[Saved entries]
=-=-=
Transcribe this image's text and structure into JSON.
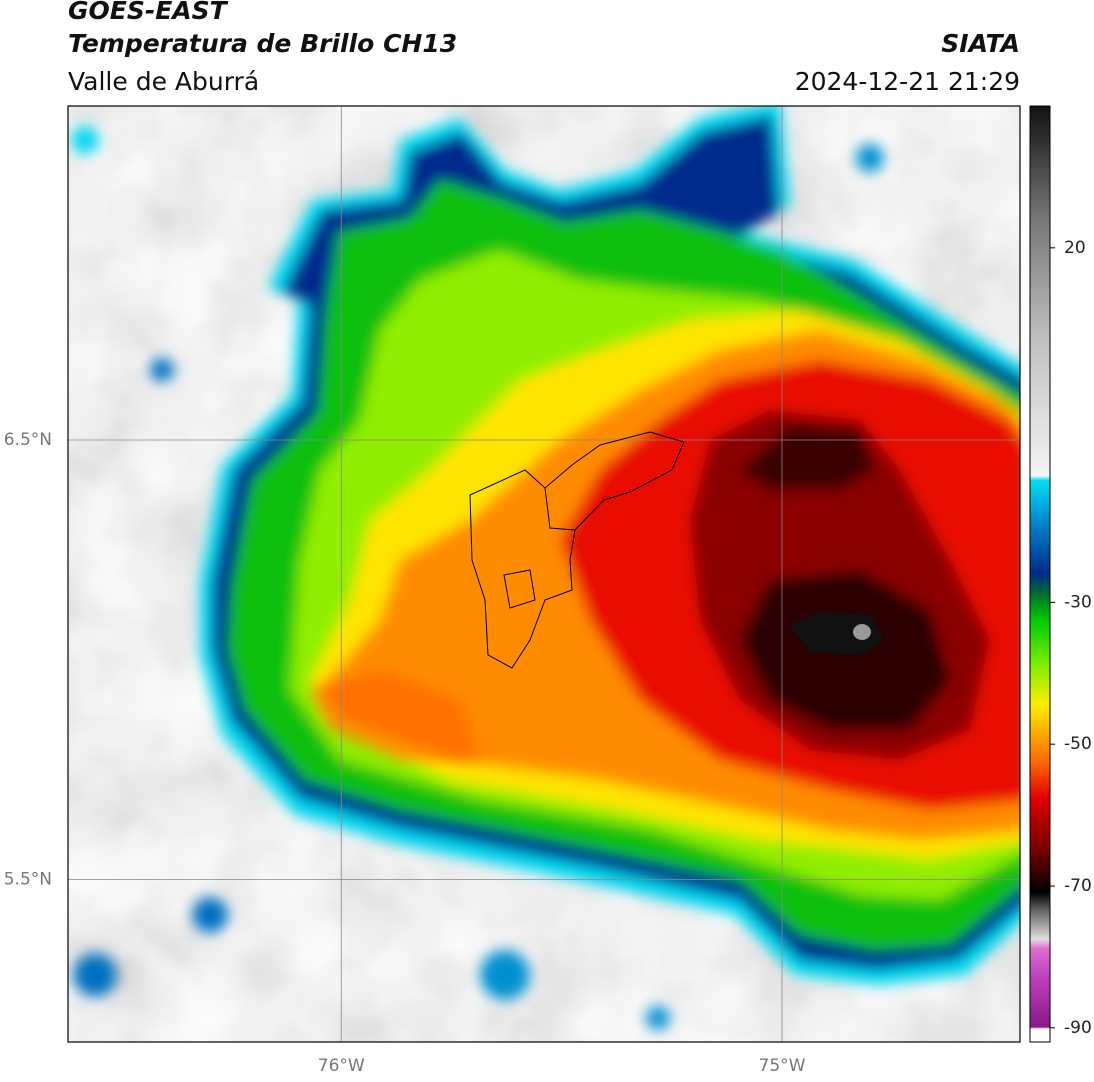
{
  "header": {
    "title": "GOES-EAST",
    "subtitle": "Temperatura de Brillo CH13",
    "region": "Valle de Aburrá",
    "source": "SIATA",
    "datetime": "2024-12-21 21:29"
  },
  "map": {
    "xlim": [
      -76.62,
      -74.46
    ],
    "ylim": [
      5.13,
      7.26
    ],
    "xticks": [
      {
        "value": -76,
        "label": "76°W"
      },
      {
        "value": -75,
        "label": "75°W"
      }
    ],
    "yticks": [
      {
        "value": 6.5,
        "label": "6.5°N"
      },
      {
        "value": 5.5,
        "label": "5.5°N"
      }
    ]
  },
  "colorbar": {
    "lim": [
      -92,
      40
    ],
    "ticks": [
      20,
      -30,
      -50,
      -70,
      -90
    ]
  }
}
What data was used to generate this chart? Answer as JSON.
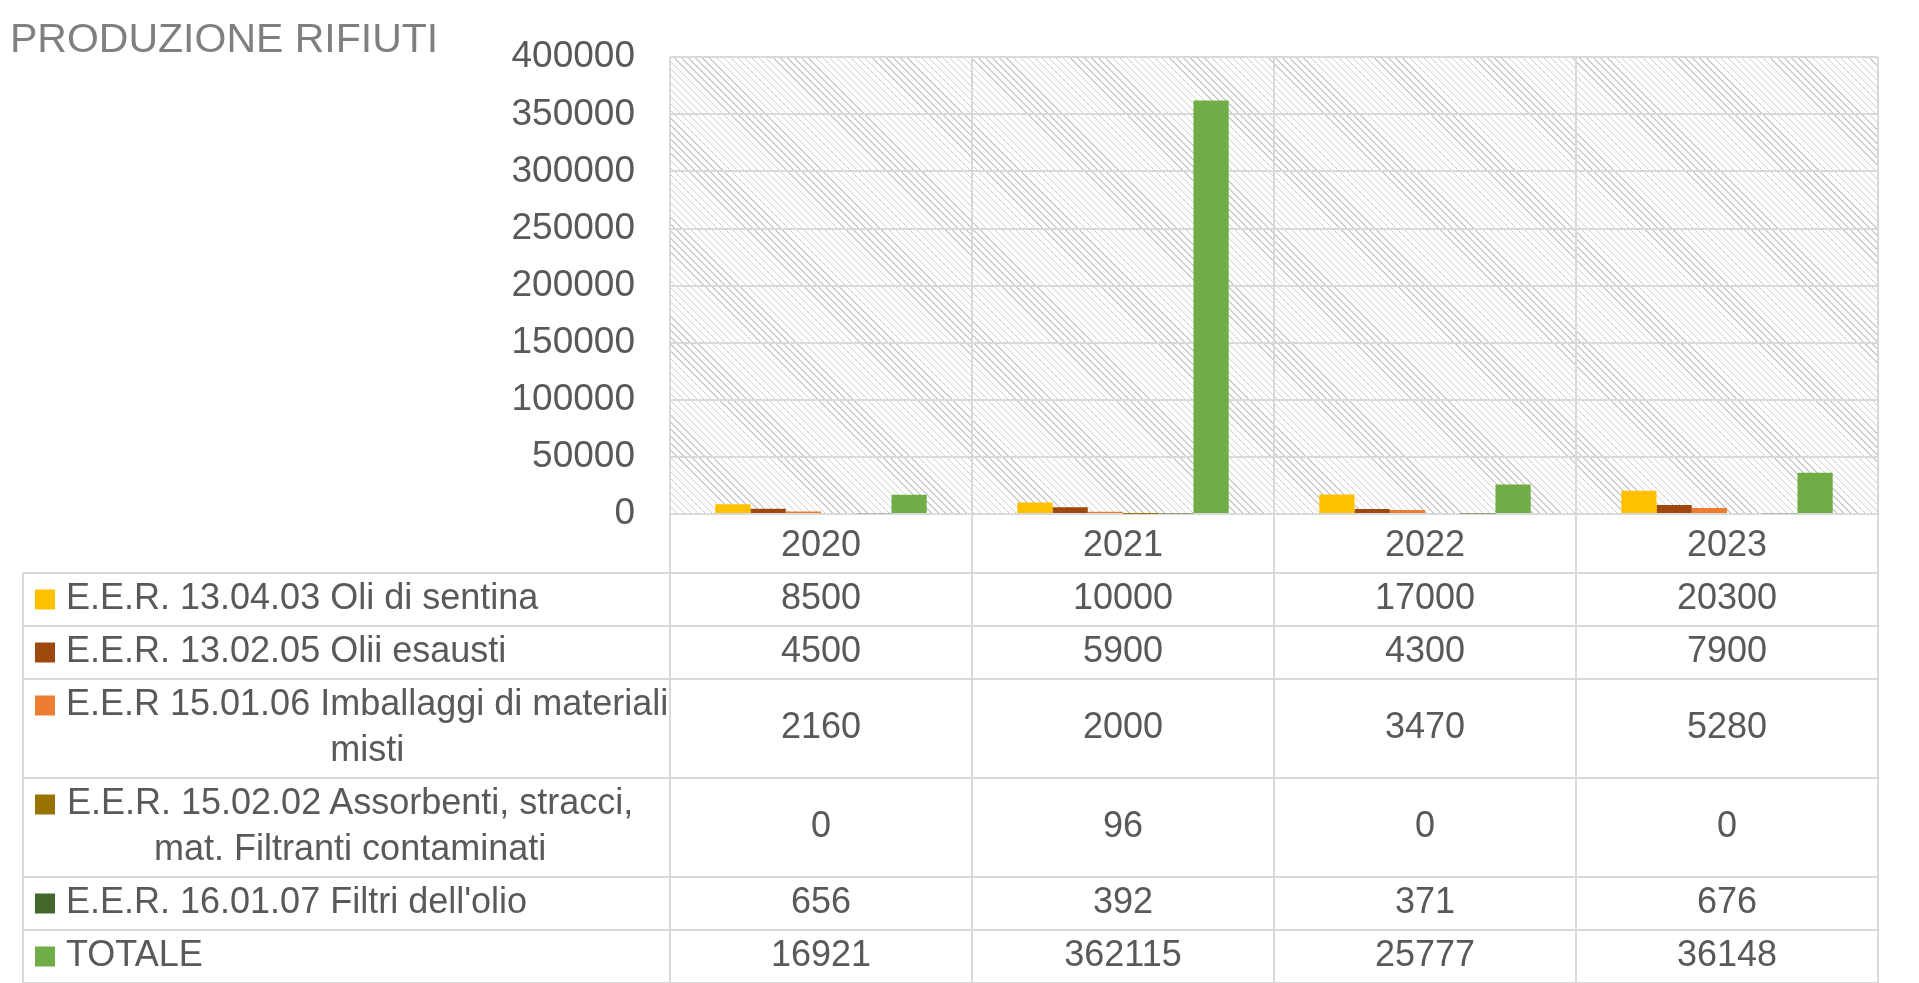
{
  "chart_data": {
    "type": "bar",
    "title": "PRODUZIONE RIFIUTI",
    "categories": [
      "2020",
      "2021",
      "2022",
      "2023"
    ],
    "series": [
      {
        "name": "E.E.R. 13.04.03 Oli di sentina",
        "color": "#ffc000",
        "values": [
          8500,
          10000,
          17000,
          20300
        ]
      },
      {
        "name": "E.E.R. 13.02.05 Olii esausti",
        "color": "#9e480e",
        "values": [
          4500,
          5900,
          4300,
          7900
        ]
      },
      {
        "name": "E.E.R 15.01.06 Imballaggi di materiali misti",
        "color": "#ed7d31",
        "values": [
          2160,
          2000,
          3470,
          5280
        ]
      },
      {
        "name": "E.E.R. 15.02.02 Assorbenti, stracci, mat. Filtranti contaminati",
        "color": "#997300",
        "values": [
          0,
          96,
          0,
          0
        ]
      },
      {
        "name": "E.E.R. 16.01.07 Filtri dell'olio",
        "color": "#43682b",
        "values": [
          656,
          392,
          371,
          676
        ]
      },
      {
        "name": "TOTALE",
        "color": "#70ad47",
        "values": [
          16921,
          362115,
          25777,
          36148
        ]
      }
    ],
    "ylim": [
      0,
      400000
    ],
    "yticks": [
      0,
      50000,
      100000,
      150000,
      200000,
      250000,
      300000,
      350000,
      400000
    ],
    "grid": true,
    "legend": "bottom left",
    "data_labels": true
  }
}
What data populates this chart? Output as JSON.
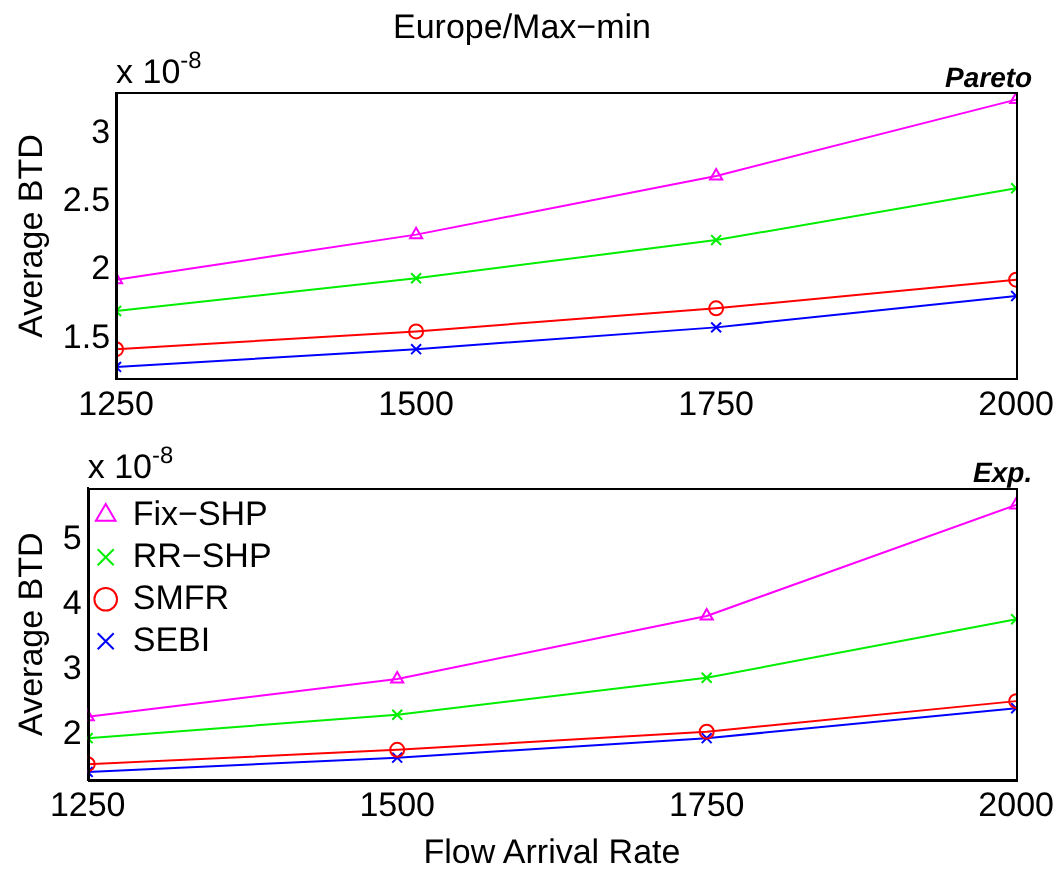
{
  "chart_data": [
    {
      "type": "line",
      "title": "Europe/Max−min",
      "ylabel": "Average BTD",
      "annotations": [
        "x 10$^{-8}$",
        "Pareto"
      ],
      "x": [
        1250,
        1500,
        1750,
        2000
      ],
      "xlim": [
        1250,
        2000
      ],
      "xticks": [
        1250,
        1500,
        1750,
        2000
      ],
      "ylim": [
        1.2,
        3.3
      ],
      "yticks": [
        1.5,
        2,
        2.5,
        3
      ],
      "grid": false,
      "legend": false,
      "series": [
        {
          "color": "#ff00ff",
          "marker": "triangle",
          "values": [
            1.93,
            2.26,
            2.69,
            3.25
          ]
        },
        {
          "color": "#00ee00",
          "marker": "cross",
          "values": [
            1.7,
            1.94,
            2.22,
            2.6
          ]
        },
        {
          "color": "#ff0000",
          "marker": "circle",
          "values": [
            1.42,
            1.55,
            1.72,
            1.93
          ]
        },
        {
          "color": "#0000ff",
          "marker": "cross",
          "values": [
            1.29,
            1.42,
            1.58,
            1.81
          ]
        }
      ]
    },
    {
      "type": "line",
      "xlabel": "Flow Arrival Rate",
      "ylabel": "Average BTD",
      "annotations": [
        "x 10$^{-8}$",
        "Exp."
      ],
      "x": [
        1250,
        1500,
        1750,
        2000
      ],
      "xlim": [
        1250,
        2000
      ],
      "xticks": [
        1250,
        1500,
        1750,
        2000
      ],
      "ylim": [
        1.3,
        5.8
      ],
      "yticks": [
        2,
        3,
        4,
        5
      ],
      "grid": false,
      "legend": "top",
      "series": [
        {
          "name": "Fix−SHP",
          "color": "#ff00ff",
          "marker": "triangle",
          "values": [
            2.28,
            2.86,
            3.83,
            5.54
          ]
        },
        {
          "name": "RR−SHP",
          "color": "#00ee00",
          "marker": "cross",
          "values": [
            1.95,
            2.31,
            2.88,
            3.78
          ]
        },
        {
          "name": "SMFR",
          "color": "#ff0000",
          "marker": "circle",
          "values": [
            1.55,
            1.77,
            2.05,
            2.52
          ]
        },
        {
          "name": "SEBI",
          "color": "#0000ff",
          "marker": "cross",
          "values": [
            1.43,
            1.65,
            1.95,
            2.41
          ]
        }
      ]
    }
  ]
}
=-=-=
- [The exercise] Leave out the pictures and restate everything else word for word.

- [Task result]
Transcribe this image's text and structure into JSON.
{
  "header": {
    "title": "GOES-EAST",
    "subtitle": "Temperatura de Brillo CH13",
    "region": "Valle de Aburrá",
    "source": "SIATA",
    "datetime": "2024-12-21 21:29"
  },
  "map": {
    "xlim": [
      -76.62,
      -74.46
    ],
    "ylim": [
      5.13,
      7.26
    ],
    "xticks": [
      {
        "value": -76,
        "label": "76°W"
      },
      {
        "value": -75,
        "label": "75°W"
      }
    ],
    "yticks": [
      {
        "value": 6.5,
        "label": "6.5°N"
      },
      {
        "value": 5.5,
        "label": "5.5°N"
      }
    ]
  },
  "colorbar": {
    "lim": [
      -92,
      40
    ],
    "ticks": [
      20,
      -30,
      -50,
      -70,
      -90
    ]
  }
}
What data was used to generate this chart? Answer as JSON.
{
  "chart_data": {
    "type": "bar",
    "title": "PRODUZIONE RIFIUTI",
    "categories": [
      "2020",
      "2021",
      "2022",
      "2023"
    ],
    "series": [
      {
        "name": "E.E.R. 13.04.03 Oli di sentina",
        "color": "#ffc000",
        "values": [
          8500,
          10000,
          17000,
          20300
        ]
      },
      {
        "name": "E.E.R. 13.02.05 Olii esausti",
        "color": "#9e480e",
        "values": [
          4500,
          5900,
          4300,
          7900
        ]
      },
      {
        "name": "E.E.R 15.01.06 Imballaggi di materiali misti",
        "color": "#ed7d31",
        "values": [
          2160,
          2000,
          3470,
          5280
        ]
      },
      {
        "name": "E.E.R. 15.02.02 Assorbenti, stracci, mat. Filtranti contaminati",
        "color": "#997300",
        "values": [
          0,
          96,
          0,
          0
        ]
      },
      {
        "name": "E.E.R. 16.01.07 Filtri dell'olio",
        "color": "#43682b",
        "values": [
          656,
          392,
          371,
          676
        ]
      },
      {
        "name": "TOTALE",
        "color": "#70ad47",
        "values": [
          16921,
          362115,
          25777,
          36148
        ]
      }
    ],
    "ylim": [
      0,
      400000
    ],
    "yticks": [
      0,
      50000,
      100000,
      150000,
      200000,
      250000,
      300000,
      350000,
      400000
    ],
    "grid": true,
    "legend": "bottom left",
    "data_labels": true
  }
}
What data populates this chart? Output as JSON.
{
  "chart_data": [
    {
      "type": "line",
      "title": "Europe/Max−min",
      "ylabel": "Average BTD",
      "annotations": [
        "x 10$^{-8}$",
        "Pareto"
      ],
      "x": [
        1250,
        1500,
        1750,
        2000
      ],
      "xlim": [
        1250,
        2000
      ],
      "xticks": [
        1250,
        1500,
        1750,
        2000
      ],
      "ylim": [
        1.2,
        3.3
      ],
      "yticks": [
        1.5,
        2,
        2.5,
        3
      ],
      "grid": false,
      "legend": false,
      "series": [
        {
          "color": "#ff00ff",
          "marker": "triangle",
          "values": [
            1.93,
            2.26,
            2.69,
            3.25
          ]
        },
        {
          "color": "#00ee00",
          "marker": "cross",
          "values": [
            1.7,
            1.94,
            2.22,
            2.6
          ]
        },
        {
          "color": "#ff0000",
          "marker": "circle",
          "values": [
            1.42,
            1.55,
            1.72,
            1.93
          ]
        },
        {
          "color": "#0000ff",
          "marker": "cross",
          "values": [
            1.29,
            1.42,
            1.58,
            1.81
          ]
        }
      ]
    },
    {
      "type": "line",
      "xlabel": "Flow Arrival Rate",
      "ylabel": "Average BTD",
      "annotations": [
        "x 10$^{-8}$",
        "Exp."
      ],
      "x": [
        1250,
        1500,
        1750,
        2000
      ],
      "xlim": [
        1250,
        2000
      ],
      "xticks": [
        1250,
        1500,
        1750,
        2000
      ],
      "ylim": [
        1.3,
        5.8
      ],
      "yticks": [
        2,
        3,
        4,
        5
      ],
      "grid": false,
      "legend": "top",
      "series": [
        {
          "name": "Fix−SHP",
          "color": "#ff00ff",
          "marker": "triangle",
          "values": [
            2.28,
            2.86,
            3.83,
            5.54
          ]
        },
        {
          "name": "RR−SHP",
          "color": "#00ee00",
          "marker": "cross",
          "values": [
            1.95,
            2.31,
            2.88,
            3.78
          ]
        },
        {
          "name": "SMFR",
          "color": "#ff0000",
          "marker": "circle",
          "values": [
            1.55,
            1.77,
            2.05,
            2.52
          ]
        },
        {
          "name": "SEBI",
          "color": "#0000ff",
          "marker": "cross",
          "values": [
            1.43,
            1.65,
            1.95,
            2.41
          ]
        }
      ]
    }
  ]
}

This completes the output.